= Problem statement =
Count how many lines contain "purchases" and reply with that number only.

= Extracted information =

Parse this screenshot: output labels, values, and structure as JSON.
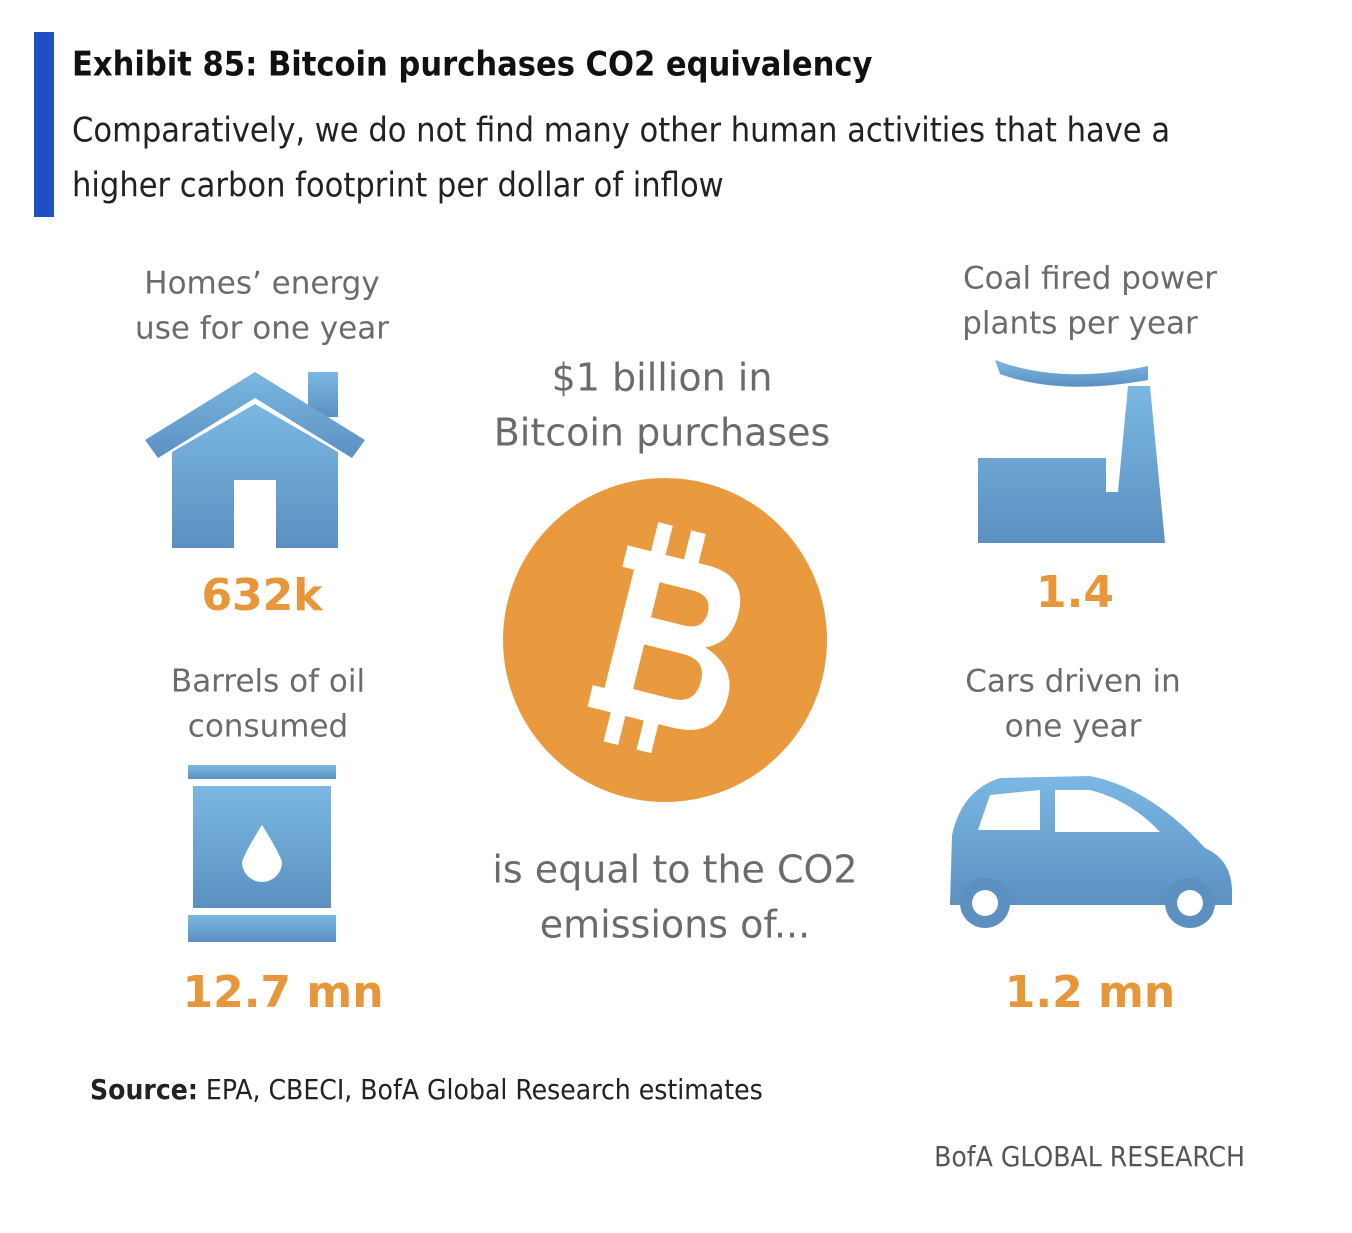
{
  "header": {
    "title": "Exhibit 85: Bitcoin purchases CO2 equivalency",
    "subtitle": [
      "Comparatively, we do not find many other human activities that have a",
      "higher carbon footprint per dollar of inflow"
    ]
  },
  "center": {
    "top_text": [
      "$1 billion in",
      "Bitcoin purchases"
    ],
    "bottom_text": [
      "is equal to the CO2",
      "emissions of..."
    ]
  },
  "items": [
    {
      "label": [
        "Homes’ energy",
        "use for one year"
      ],
      "value": "632k"
    },
    {
      "label": [
        "Coal fired power",
        "plants per  year"
      ],
      "value": "1.4"
    },
    {
      "label": [
        "Barrels of oil",
        "consumed"
      ],
      "value": "12.7 mn"
    },
    {
      "label": [
        "Cars driven in",
        "one year"
      ],
      "value": "1.2 mn"
    }
  ],
  "footer": {
    "source_label": "Source:",
    "source": "EPA, CBECI, BofA Global Research estimates",
    "brand": "BofA GLOBAL RESEARCH"
  }
}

= Response =
2